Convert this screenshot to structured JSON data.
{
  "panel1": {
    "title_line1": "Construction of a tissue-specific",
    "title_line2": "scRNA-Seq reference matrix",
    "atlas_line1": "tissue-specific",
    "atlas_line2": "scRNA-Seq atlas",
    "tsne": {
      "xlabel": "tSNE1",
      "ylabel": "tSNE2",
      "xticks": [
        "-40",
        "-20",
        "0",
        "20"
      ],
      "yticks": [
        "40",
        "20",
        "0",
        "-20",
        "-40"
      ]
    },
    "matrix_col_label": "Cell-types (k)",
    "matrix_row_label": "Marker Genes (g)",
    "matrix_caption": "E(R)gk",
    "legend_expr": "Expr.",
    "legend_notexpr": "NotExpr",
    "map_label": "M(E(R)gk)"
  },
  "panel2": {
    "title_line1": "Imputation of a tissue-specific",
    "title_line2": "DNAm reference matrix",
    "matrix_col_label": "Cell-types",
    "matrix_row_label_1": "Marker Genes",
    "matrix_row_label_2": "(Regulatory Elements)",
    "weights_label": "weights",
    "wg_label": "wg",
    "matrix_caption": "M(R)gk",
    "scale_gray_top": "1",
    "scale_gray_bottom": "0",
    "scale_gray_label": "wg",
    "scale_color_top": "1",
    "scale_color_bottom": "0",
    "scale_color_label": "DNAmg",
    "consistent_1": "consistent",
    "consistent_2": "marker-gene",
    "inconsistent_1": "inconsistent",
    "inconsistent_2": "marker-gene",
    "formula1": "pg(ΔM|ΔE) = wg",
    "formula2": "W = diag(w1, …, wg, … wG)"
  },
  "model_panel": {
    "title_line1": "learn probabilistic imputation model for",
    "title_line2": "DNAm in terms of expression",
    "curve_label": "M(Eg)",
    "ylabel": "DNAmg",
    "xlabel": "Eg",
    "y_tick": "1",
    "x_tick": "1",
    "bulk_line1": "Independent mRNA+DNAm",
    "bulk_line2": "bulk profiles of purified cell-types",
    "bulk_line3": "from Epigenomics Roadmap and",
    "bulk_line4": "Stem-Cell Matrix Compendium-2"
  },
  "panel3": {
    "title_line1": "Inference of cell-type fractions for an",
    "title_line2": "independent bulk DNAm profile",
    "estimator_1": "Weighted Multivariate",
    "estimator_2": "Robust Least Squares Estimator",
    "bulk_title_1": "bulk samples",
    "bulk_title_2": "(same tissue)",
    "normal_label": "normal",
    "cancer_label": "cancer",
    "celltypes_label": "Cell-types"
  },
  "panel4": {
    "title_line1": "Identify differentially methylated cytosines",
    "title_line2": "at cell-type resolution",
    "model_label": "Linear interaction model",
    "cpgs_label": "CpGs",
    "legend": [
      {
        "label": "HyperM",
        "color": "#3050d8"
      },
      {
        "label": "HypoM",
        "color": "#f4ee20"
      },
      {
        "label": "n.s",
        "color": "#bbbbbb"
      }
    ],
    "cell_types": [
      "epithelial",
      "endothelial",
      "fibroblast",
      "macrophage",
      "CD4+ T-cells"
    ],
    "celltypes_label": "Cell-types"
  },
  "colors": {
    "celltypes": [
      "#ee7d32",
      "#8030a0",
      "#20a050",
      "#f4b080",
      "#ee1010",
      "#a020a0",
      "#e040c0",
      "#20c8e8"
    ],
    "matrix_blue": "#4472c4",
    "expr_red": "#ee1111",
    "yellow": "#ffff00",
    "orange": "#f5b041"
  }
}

- **What this task involves**
Each entry is to be retyped exactly as it appears.

- **Exercise result**
Convert this screenshot to structured JSON data.
{
  "panel1": {
    "title_line1": "Construction of a tissue-specific",
    "title_line2": "scRNA-Seq reference matrix",
    "atlas_line1": "tissue-specific",
    "atlas_line2": "scRNA-Seq atlas",
    "tsne": {
      "xlabel": "tSNE1",
      "ylabel": "tSNE2",
      "xticks": [
        "-40",
        "-20",
        "0",
        "20"
      ],
      "yticks": [
        "40",
        "20",
        "0",
        "-20",
        "-40"
      ]
    },
    "matrix_col_label": "Cell-types (k)",
    "matrix_row_label": "Marker Genes (g)",
    "matrix_caption": "E(R)gk",
    "legend_expr": "Expr.",
    "legend_notexpr": "NotExpr",
    "map_label": "M(E(R)gk)"
  },
  "panel2": {
    "title_line1": "Imputation of a tissue-specific",
    "title_line2": "DNAm reference matrix",
    "matrix_col_label": "Cell-types",
    "matrix_row_label_1": "Marker Genes",
    "matrix_row_label_2": "(Regulatory Elements)",
    "weights_label": "weights",
    "wg_label": "wg",
    "matrix_caption": "M(R)gk",
    "scale_gray_top": "1",
    "scale_gray_bottom": "0",
    "scale_gray_label": "wg",
    "scale_color_top": "1",
    "scale_color_bottom": "0",
    "scale_color_label": "DNAmg",
    "consistent_1": "consistent",
    "consistent_2": "marker-gene",
    "inconsistent_1": "inconsistent",
    "inconsistent_2": "marker-gene",
    "formula1": "pg(ΔM|ΔE) = wg",
    "formula2": "W = diag(w1, …, wg, … wG)"
  },
  "model_panel": {
    "title_line1": "learn probabilistic imputation model for",
    "title_line2": "DNAm in terms of expression",
    "curve_label": "M(Eg)",
    "ylabel": "DNAmg",
    "xlabel": "Eg",
    "y_tick": "1",
    "x_tick": "1",
    "bulk_line1": "Independent mRNA+DNAm",
    "bulk_line2": "bulk profiles of purified cell-types",
    "bulk_line3": "from Epigenomics Roadmap and",
    "bulk_line4": "Stem-Cell Matrix Compendium-2"
  },
  "panel3": {
    "title_line1": "Inference of cell-type fractions for an",
    "title_line2": "independent bulk DNAm profile",
    "estimator_1": "Weighted Multivariate",
    "estimator_2": "Robust Least Squares Estimator",
    "bulk_title_1": "bulk samples",
    "bulk_title_2": "(same tissue)",
    "normal_label": "normal",
    "cancer_label": "cancer",
    "celltypes_label": "Cell-types"
  },
  "panel4": {
    "title_line1": "Identify differentially methylated cytosines",
    "title_line2": "at cell-type resolution",
    "model_label": "Linear interaction model",
    "cpgs_label": "CpGs",
    "legend": [
      {
        "label": "HyperM",
        "color": "#3050d8"
      },
      {
        "label": "HypoM",
        "color": "#f4ee20"
      },
      {
        "label": "n.s",
        "color": "#bbbbbb"
      }
    ],
    "cell_types": [
      "epithelial",
      "endothelial",
      "fibroblast",
      "macrophage",
      "CD4+ T-cells"
    ],
    "celltypes_label": "Cell-types"
  },
  "colors": {
    "celltypes": [
      "#ee7d32",
      "#8030a0",
      "#20a050",
      "#f4b080",
      "#ee1010",
      "#a020a0",
      "#e040c0",
      "#20c8e8"
    ],
    "matrix_blue": "#4472c4",
    "expr_red": "#ee1111",
    "yellow": "#ffff00",
    "orange": "#f5b041"
  }
}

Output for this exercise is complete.